### To do
Print the entries below word for word; the pictures stay out of your copy.

[start]

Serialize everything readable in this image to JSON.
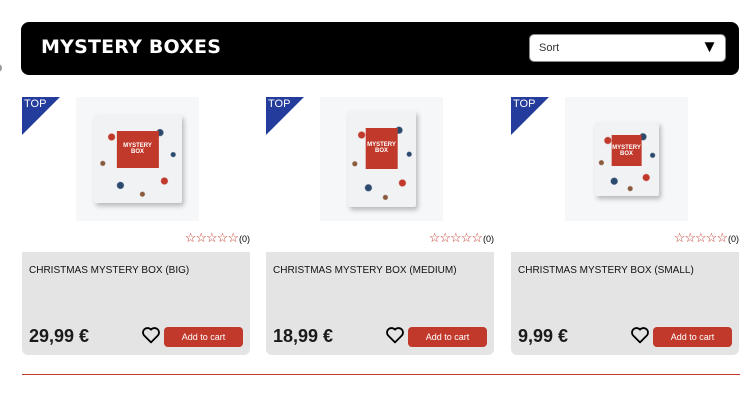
{
  "header": {
    "title": "MYSTERY BOXES",
    "sort": {
      "label": "Sort",
      "arrow": "▼"
    }
  },
  "products": [
    {
      "badge": "TOP",
      "image_label": "MYSTERY BOX",
      "name": "CHRISTMAS MYSTERY BOX (BIG)",
      "rating": {
        "stars": "☆☆☆☆☆",
        "filled": 0,
        "max": 5,
        "count": "(0)"
      },
      "price": "29,99 €",
      "add_to_cart": "Add to cart",
      "wishlist_icon": "heart-icon"
    },
    {
      "badge": "TOP",
      "image_label": "MYSTERY BOX",
      "name": "CHRISTMAS MYSTERY BOX (MEDIUM)",
      "rating": {
        "stars": "☆☆☆☆☆",
        "filled": 0,
        "max": 5,
        "count": "(0)"
      },
      "price": "18,99 €",
      "add_to_cart": "Add to cart",
      "wishlist_icon": "heart-icon"
    },
    {
      "badge": "TOP",
      "image_label": "MYSTERY BOX",
      "name": "CHRISTMAS MYSTERY BOX (SMALL)",
      "rating": {
        "stars": "☆☆☆☆☆",
        "filled": 0,
        "max": 5,
        "count": "(0)"
      },
      "price": "9,99 €",
      "add_to_cart": "Add to cart",
      "wishlist_icon": "heart-icon"
    }
  ],
  "colors": {
    "header_bg": "#000000",
    "accent": "#c0392b",
    "badge": "#243c9c",
    "card_bg": "#e4e4e4"
  }
}
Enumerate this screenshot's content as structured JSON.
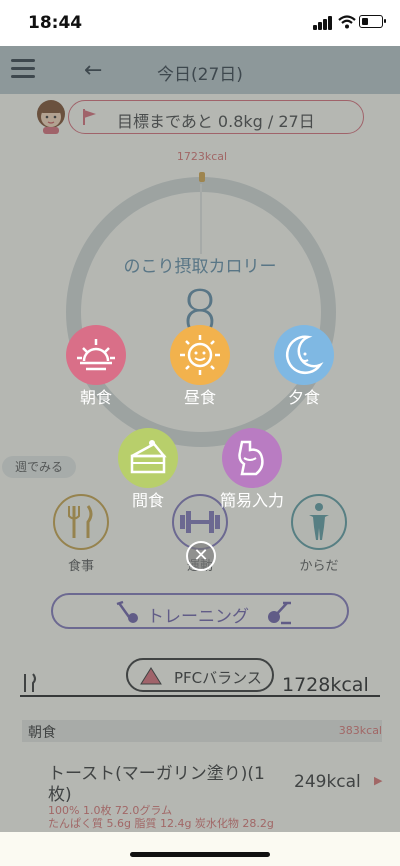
{
  "status": {
    "time": "18:44"
  },
  "header": {
    "title": "今日(27日)"
  },
  "goal": {
    "text": "目標まであと 0.8kg / 27日"
  },
  "ring": {
    "target_kcal": "1723kcal",
    "label": "のこり摂取カロリー",
    "remaining": "8"
  },
  "week_button": "週でみる",
  "categories": [
    {
      "label": "食事"
    },
    {
      "label": "運動"
    },
    {
      "label": "からだ"
    }
  ],
  "training": {
    "label": "トレーニング"
  },
  "pfc": {
    "label": "PFCバランス",
    "total": "1728kcal"
  },
  "section": {
    "name": "朝食",
    "kcal": "383kcal"
  },
  "item": {
    "name": "トースト(マーガリン塗り)(1枚)",
    "kcal": "249kcal",
    "detail1": "100%  1.0枚  72.0グラム",
    "detail2": "たんぱく質 5.6g  脂質 12.4g  炭水化物 28.2g"
  },
  "meal_menu": {
    "items": [
      {
        "label": "朝食",
        "icon": "sunrise-icon",
        "color": "#d96f88"
      },
      {
        "label": "昼食",
        "icon": "sun-icon",
        "color": "#f2b24d"
      },
      {
        "label": "夕食",
        "icon": "moon-icon",
        "color": "#7fb8e3"
      },
      {
        "label": "間食",
        "icon": "cake-icon",
        "color": "#b8cf6b"
      },
      {
        "label": "簡易入力",
        "icon": "body-icon",
        "color": "#b97cc2"
      }
    ]
  },
  "colors": {
    "header": "#b7c4c8",
    "accent": "#d86a76",
    "ring_text": "#5d8aa5",
    "purple": "#7f74b8"
  }
}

[end]

### The response
Serialize everything readable in this image to JSON.
{
  "header": {
    "title": "MYSTERY BOXES",
    "sort": {
      "label": "Sort",
      "arrow": "▼"
    }
  },
  "products": [
    {
      "badge": "TOP",
      "image_label": "MYSTERY BOX",
      "name": "CHRISTMAS MYSTERY BOX (BIG)",
      "rating": {
        "stars": "☆☆☆☆☆",
        "filled": 0,
        "max": 5,
        "count": "(0)"
      },
      "price": "29,99 €",
      "add_to_cart": "Add to cart",
      "wishlist_icon": "heart-icon"
    },
    {
      "badge": "TOP",
      "image_label": "MYSTERY BOX",
      "name": "CHRISTMAS MYSTERY BOX (MEDIUM)",
      "rating": {
        "stars": "☆☆☆☆☆",
        "filled": 0,
        "max": 5,
        "count": "(0)"
      },
      "price": "18,99 €",
      "add_to_cart": "Add to cart",
      "wishlist_icon": "heart-icon"
    },
    {
      "badge": "TOP",
      "image_label": "MYSTERY BOX",
      "name": "CHRISTMAS MYSTERY BOX (SMALL)",
      "rating": {
        "stars": "☆☆☆☆☆",
        "filled": 0,
        "max": 5,
        "count": "(0)"
      },
      "price": "9,99 €",
      "add_to_cart": "Add to cart",
      "wishlist_icon": "heart-icon"
    }
  ],
  "colors": {
    "header_bg": "#000000",
    "accent": "#c0392b",
    "badge": "#243c9c",
    "card_bg": "#e4e4e4"
  }
}
Enumerate this screenshot's content as structured JSON.
{
  "status": {
    "time": "18:44"
  },
  "header": {
    "title": "今日(27日)"
  },
  "goal": {
    "text": "目標まであと 0.8kg / 27日"
  },
  "ring": {
    "target_kcal": "1723kcal",
    "label": "のこり摂取カロリー",
    "remaining": "8"
  },
  "week_button": "週でみる",
  "categories": [
    {
      "label": "食事"
    },
    {
      "label": "運動"
    },
    {
      "label": "からだ"
    }
  ],
  "training": {
    "label": "トレーニング"
  },
  "pfc": {
    "label": "PFCバランス",
    "total": "1728kcal"
  },
  "section": {
    "name": "朝食",
    "kcal": "383kcal"
  },
  "item": {
    "name": "トースト(マーガリン塗り)(1枚)",
    "kcal": "249kcal",
    "detail1": "100%  1.0枚  72.0グラム",
    "detail2": "たんぱく質 5.6g  脂質 12.4g  炭水化物 28.2g"
  },
  "meal_menu": {
    "items": [
      {
        "label": "朝食",
        "icon": "sunrise-icon",
        "color": "#d96f88"
      },
      {
        "label": "昼食",
        "icon": "sun-icon",
        "color": "#f2b24d"
      },
      {
        "label": "夕食",
        "icon": "moon-icon",
        "color": "#7fb8e3"
      },
      {
        "label": "間食",
        "icon": "cake-icon",
        "color": "#b8cf6b"
      },
      {
        "label": "簡易入力",
        "icon": "body-icon",
        "color": "#b97cc2"
      }
    ]
  },
  "colors": {
    "header": "#b7c4c8",
    "accent": "#d86a76",
    "ring_text": "#5d8aa5",
    "purple": "#7f74b8"
  }
}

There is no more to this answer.